RECORDS FOR THE TASK -
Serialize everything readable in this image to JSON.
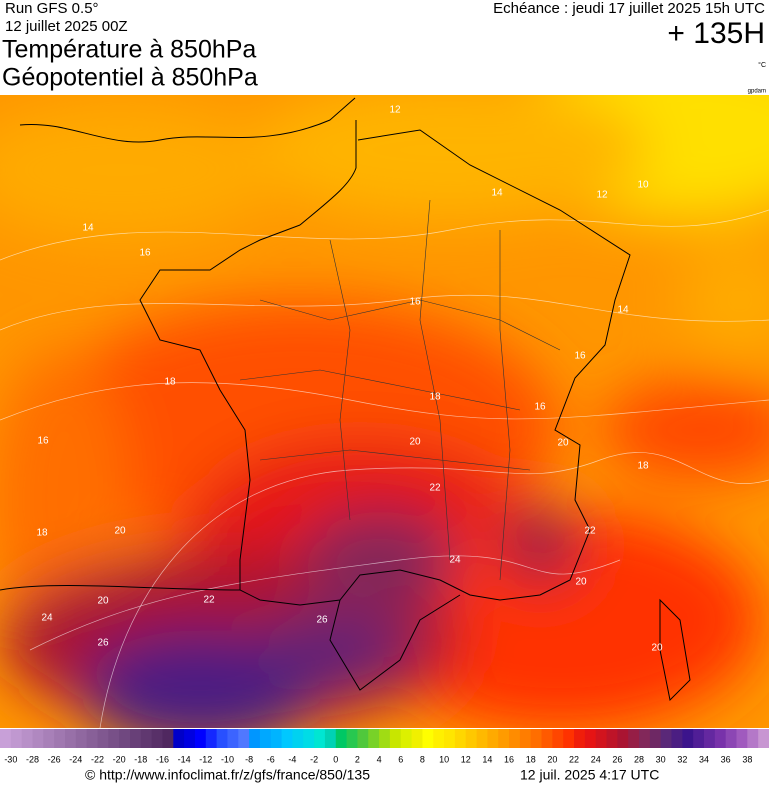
{
  "header": {
    "run": "Run GFS 0.5°",
    "run_date": "12 juillet 2025 00Z",
    "title1": "Température à 850hPa",
    "title2": "Géopotentiel à 850hPa",
    "forecast": "Echéance : jeudi 17 juillet 2025 15h UTC",
    "lead": "+ 135H",
    "unit": "°C",
    "unit2": "gpdam"
  },
  "contour_labels": [
    12,
    14,
    12,
    10,
    14,
    16,
    16,
    14,
    16,
    18,
    18,
    16,
    16,
    20,
    20,
    18,
    22,
    20,
    18,
    22,
    24,
    20,
    22,
    20,
    24,
    26,
    26,
    20
  ],
  "scale": {
    "labels": [
      -30,
      -28,
      -26,
      -24,
      -22,
      -20,
      -18,
      -16,
      -14,
      -12,
      -10,
      -8,
      -6,
      -4,
      -2,
      0,
      2,
      4,
      6,
      8,
      10,
      12,
      14,
      16,
      18,
      20,
      22,
      24,
      26,
      28,
      30,
      32,
      34,
      36,
      38
    ],
    "colors": [
      "#c8a0d8",
      "#c098d0",
      "#b890c8",
      "#b088c0",
      "#a880b8",
      "#a078b0",
      "#9870a8",
      "#9068a0",
      "#886098",
      "#805890",
      "#785088",
      "#704880",
      "#684078",
      "#603870",
      "#583068",
      "#502860",
      "#0000c8",
      "#0000e0",
      "#0000ff",
      "#1428ff",
      "#2850ff",
      "#3c64ff",
      "#5078ff",
      "#0096ff",
      "#00a8ff",
      "#00b4ff",
      "#00c8ff",
      "#00d2f0",
      "#00dce6",
      "#00e6d2",
      "#00d2b4",
      "#00c864",
      "#28c850",
      "#50c83c",
      "#78d228",
      "#a0dc14",
      "#c8e600",
      "#dcf000",
      "#f0f000",
      "#ffff00",
      "#fff000",
      "#ffe600",
      "#ffd700",
      "#ffc800",
      "#ffb900",
      "#ffaa00",
      "#ff9b00",
      "#ff8c00",
      "#ff7d00",
      "#ff6e00",
      "#ff5a00",
      "#ff4600",
      "#ff3200",
      "#f01e0a",
      "#e61414",
      "#d2141e",
      "#be1428",
      "#aa1432",
      "#961e46",
      "#82285a",
      "#6e2864",
      "#5a2878",
      "#4b1e82",
      "#3c148c",
      "#501e96",
      "#6428a0",
      "#7832aa",
      "#8c46b4",
      "#a05abe",
      "#b478c8",
      "#c896d2"
    ]
  },
  "footer": {
    "url": "© http://www.infoclimat.fr/z/gfs/france/850/135",
    "timestamp": "12 juil. 2025  4:17 UTC"
  }
}
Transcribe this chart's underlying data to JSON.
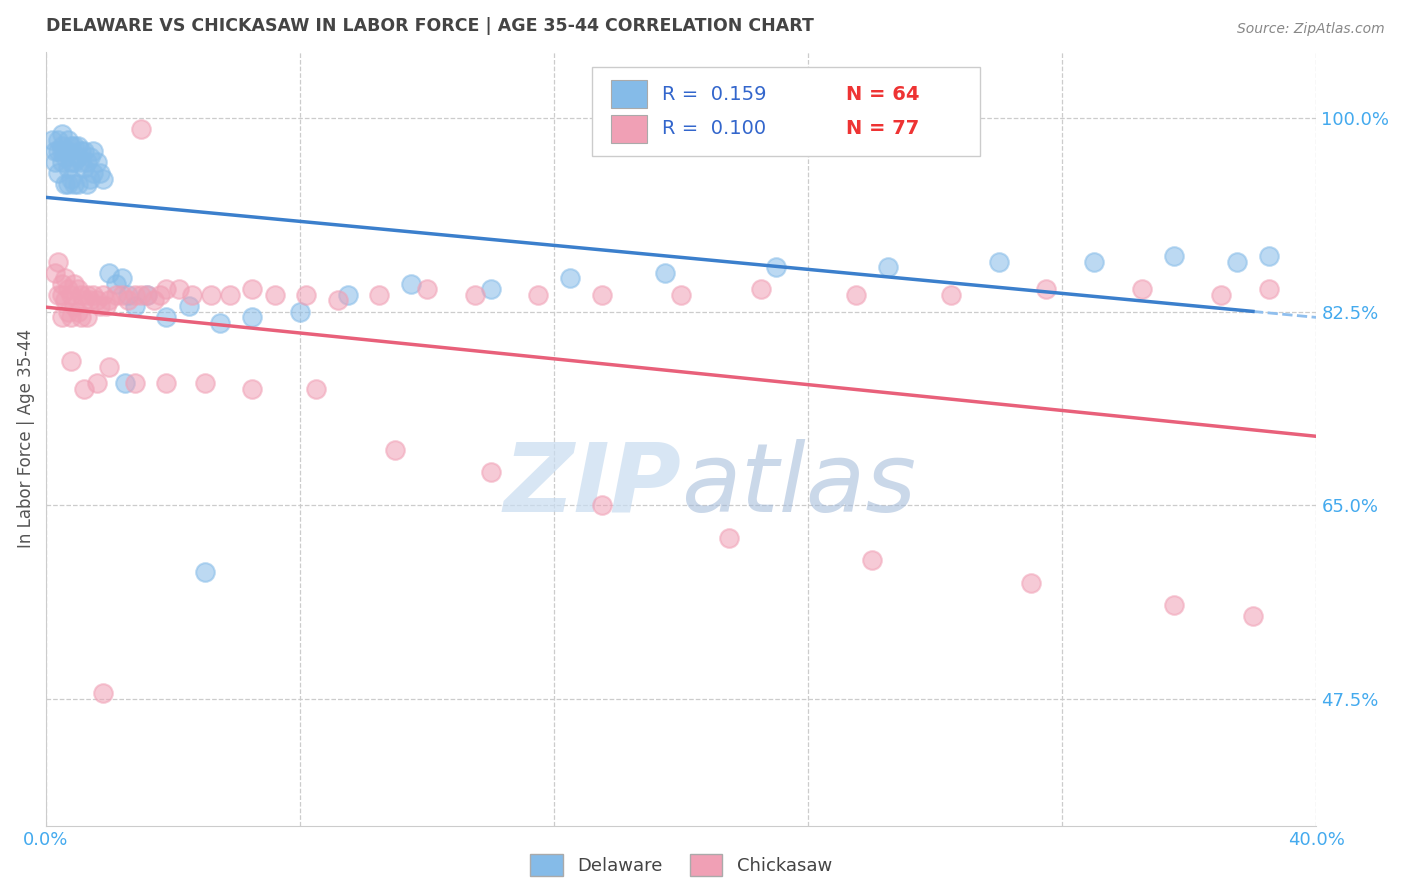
{
  "title": "DELAWARE VS CHICKASAW IN LABOR FORCE | AGE 35-44 CORRELATION CHART",
  "source": "Source: ZipAtlas.com",
  "ylabel": "In Labor Force | Age 35-44",
  "xlim": [
    0.0,
    0.4
  ],
  "ylim": [
    0.36,
    1.06
  ],
  "ytick_labels_right": [
    "100.0%",
    "82.5%",
    "65.0%",
    "47.5%"
  ],
  "ytick_vals_right": [
    1.0,
    0.825,
    0.65,
    0.475
  ],
  "watermark_zip": "ZIP",
  "watermark_atlas": "atlas",
  "delaware_R": 0.159,
  "delaware_N": 64,
  "chickasaw_R": 0.1,
  "chickasaw_N": 77,
  "delaware_color": "#85BBE8",
  "chickasaw_color": "#F0A0B5",
  "delaware_line_color": "#3B7FCC",
  "chickasaw_line_color": "#E8607A",
  "dashed_line_color": "#90BFEE",
  "grid_color": "#CCCCCC",
  "background_color": "#FFFFFF",
  "title_color": "#444444",
  "axis_label_color": "#555555",
  "right_tick_color": "#44AAEE",
  "legend_R_color": "#3366CC",
  "legend_N_color": "#EE3333",
  "del_x": [
    0.002,
    0.003,
    0.003,
    0.004,
    0.004,
    0.004,
    0.005,
    0.005,
    0.005,
    0.005,
    0.006,
    0.006,
    0.006,
    0.007,
    0.007,
    0.007,
    0.007,
    0.008,
    0.008,
    0.008,
    0.009,
    0.009,
    0.009,
    0.01,
    0.01,
    0.01,
    0.011,
    0.011,
    0.012,
    0.012,
    0.013,
    0.013,
    0.014,
    0.014,
    0.015,
    0.015,
    0.016,
    0.017,
    0.018,
    0.02,
    0.022,
    0.024,
    0.026,
    0.028,
    0.032,
    0.038,
    0.045,
    0.055,
    0.065,
    0.08,
    0.095,
    0.115,
    0.14,
    0.165,
    0.195,
    0.23,
    0.265,
    0.3,
    0.33,
    0.355,
    0.375,
    0.385,
    0.025,
    0.05
  ],
  "del_y": [
    0.98,
    0.97,
    0.96,
    0.98,
    0.97,
    0.95,
    0.985,
    0.975,
    0.97,
    0.96,
    0.97,
    0.965,
    0.94,
    0.98,
    0.97,
    0.955,
    0.94,
    0.975,
    0.96,
    0.945,
    0.975,
    0.96,
    0.94,
    0.975,
    0.965,
    0.94,
    0.97,
    0.96,
    0.97,
    0.955,
    0.96,
    0.94,
    0.965,
    0.945,
    0.97,
    0.95,
    0.96,
    0.95,
    0.945,
    0.86,
    0.85,
    0.855,
    0.84,
    0.83,
    0.84,
    0.82,
    0.83,
    0.815,
    0.82,
    0.825,
    0.84,
    0.85,
    0.845,
    0.855,
    0.86,
    0.865,
    0.865,
    0.87,
    0.87,
    0.875,
    0.87,
    0.875,
    0.76,
    0.59
  ],
  "chick_x": [
    0.003,
    0.004,
    0.004,
    0.005,
    0.005,
    0.005,
    0.006,
    0.006,
    0.007,
    0.007,
    0.008,
    0.008,
    0.009,
    0.009,
    0.01,
    0.01,
    0.011,
    0.011,
    0.012,
    0.013,
    0.013,
    0.014,
    0.015,
    0.016,
    0.017,
    0.018,
    0.019,
    0.02,
    0.022,
    0.024,
    0.026,
    0.028,
    0.03,
    0.032,
    0.034,
    0.036,
    0.038,
    0.042,
    0.046,
    0.052,
    0.058,
    0.065,
    0.072,
    0.082,
    0.092,
    0.105,
    0.12,
    0.135,
    0.155,
    0.175,
    0.2,
    0.225,
    0.255,
    0.285,
    0.315,
    0.345,
    0.37,
    0.385,
    0.008,
    0.012,
    0.016,
    0.02,
    0.028,
    0.038,
    0.05,
    0.065,
    0.085,
    0.11,
    0.14,
    0.175,
    0.215,
    0.26,
    0.31,
    0.355,
    0.38,
    0.018,
    0.03
  ],
  "chick_y": [
    0.86,
    0.87,
    0.84,
    0.85,
    0.84,
    0.82,
    0.855,
    0.835,
    0.845,
    0.825,
    0.84,
    0.82,
    0.85,
    0.83,
    0.845,
    0.825,
    0.84,
    0.82,
    0.835,
    0.84,
    0.82,
    0.835,
    0.84,
    0.835,
    0.83,
    0.84,
    0.83,
    0.835,
    0.84,
    0.84,
    0.835,
    0.84,
    0.84,
    0.84,
    0.835,
    0.84,
    0.845,
    0.845,
    0.84,
    0.84,
    0.84,
    0.845,
    0.84,
    0.84,
    0.835,
    0.84,
    0.845,
    0.84,
    0.84,
    0.84,
    0.84,
    0.845,
    0.84,
    0.84,
    0.845,
    0.845,
    0.84,
    0.845,
    0.78,
    0.755,
    0.76,
    0.775,
    0.76,
    0.76,
    0.76,
    0.755,
    0.755,
    0.7,
    0.68,
    0.65,
    0.62,
    0.6,
    0.58,
    0.56,
    0.55,
    0.48,
    0.99
  ]
}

DIRECTIONS - Show every line above in which the word "JSON" occurs.

RESPONSE -
Serialize everything readable in this image to JSON.
Transcribe this chart's underlying data to JSON.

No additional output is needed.